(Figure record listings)
====

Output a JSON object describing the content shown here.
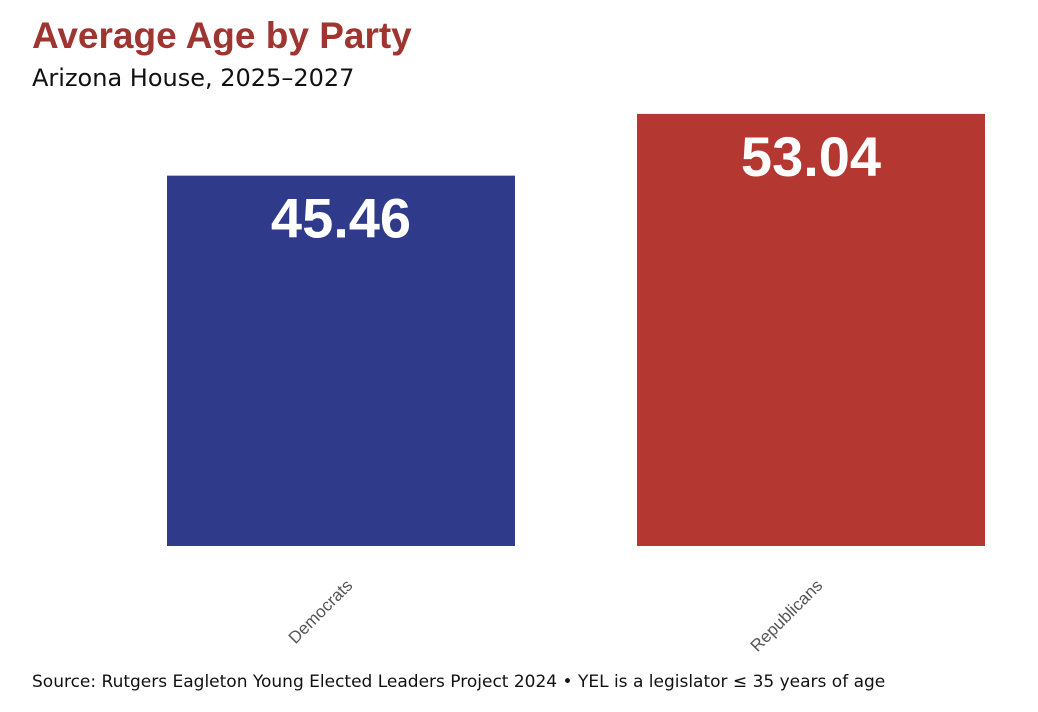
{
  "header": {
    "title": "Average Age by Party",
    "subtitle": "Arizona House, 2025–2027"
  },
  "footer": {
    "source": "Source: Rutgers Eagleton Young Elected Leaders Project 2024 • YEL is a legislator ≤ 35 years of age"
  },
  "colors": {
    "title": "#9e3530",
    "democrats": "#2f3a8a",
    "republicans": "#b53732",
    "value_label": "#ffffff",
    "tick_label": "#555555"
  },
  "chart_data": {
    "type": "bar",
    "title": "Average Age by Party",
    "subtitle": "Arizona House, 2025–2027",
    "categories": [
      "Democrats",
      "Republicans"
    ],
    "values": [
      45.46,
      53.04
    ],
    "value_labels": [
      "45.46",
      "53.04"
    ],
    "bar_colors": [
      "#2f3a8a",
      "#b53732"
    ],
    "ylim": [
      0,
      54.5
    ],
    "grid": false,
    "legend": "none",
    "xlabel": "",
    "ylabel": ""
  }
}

====

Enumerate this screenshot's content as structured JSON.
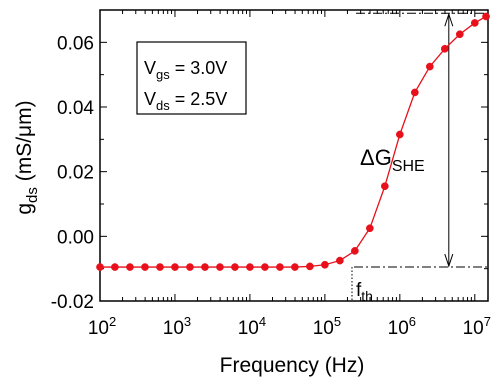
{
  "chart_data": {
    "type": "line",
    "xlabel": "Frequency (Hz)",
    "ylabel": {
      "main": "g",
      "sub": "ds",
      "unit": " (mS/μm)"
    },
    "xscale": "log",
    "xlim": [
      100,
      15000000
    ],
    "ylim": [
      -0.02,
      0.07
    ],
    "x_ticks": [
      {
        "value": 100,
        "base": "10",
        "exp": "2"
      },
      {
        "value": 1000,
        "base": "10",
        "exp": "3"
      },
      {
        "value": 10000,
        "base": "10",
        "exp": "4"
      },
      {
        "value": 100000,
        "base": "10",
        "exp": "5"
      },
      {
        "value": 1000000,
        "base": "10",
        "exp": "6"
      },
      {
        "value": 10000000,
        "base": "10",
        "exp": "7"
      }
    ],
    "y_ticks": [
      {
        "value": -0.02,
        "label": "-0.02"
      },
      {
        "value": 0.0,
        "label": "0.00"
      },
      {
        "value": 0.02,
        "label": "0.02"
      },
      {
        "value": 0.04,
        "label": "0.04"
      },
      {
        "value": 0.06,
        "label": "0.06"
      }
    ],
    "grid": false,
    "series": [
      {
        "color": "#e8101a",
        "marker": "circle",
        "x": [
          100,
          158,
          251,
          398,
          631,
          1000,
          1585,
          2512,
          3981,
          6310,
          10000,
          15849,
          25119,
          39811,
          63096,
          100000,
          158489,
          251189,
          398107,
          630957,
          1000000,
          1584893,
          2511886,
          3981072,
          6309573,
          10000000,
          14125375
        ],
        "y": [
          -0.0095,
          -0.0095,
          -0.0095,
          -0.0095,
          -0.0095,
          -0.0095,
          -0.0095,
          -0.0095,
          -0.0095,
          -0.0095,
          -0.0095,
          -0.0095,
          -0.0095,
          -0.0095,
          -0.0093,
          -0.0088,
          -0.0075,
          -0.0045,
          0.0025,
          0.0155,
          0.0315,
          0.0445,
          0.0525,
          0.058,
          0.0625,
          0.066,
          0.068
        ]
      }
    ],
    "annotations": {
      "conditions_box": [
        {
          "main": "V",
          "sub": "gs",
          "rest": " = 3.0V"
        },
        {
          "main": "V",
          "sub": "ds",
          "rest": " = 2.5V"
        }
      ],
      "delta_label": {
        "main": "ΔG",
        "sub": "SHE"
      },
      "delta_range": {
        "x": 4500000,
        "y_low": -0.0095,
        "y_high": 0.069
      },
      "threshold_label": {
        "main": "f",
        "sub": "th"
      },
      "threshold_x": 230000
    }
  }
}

====

Your objective
Look through the data and gather every line with the string "content" in it.

Solution
Output a JSON object describing the content shown here.
Enumerate this screenshot's content as structured JSON.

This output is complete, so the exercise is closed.